• The request
Filter the entries and keep only the lines where the string "отношений" appears.
** START OF Material provided **
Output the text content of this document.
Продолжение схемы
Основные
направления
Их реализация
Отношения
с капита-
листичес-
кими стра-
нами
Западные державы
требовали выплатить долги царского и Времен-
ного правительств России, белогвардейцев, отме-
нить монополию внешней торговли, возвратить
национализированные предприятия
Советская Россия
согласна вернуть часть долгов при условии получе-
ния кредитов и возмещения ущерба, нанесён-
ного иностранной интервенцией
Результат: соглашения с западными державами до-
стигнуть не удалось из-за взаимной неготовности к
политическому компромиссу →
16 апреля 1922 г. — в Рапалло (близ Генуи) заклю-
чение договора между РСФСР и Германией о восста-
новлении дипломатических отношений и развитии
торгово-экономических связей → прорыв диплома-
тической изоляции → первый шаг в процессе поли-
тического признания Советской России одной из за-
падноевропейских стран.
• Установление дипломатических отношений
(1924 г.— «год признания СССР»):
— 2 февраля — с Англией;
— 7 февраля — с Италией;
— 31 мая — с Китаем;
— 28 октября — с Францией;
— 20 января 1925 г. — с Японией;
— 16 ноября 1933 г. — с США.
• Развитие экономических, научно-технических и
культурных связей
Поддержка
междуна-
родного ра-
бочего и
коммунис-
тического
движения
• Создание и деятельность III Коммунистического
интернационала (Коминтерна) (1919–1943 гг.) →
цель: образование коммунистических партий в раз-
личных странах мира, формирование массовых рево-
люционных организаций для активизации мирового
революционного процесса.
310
** END OF Material provided **
• Task answer
новлении дипломатических отношений и развитии
• Установление дипломатических отношений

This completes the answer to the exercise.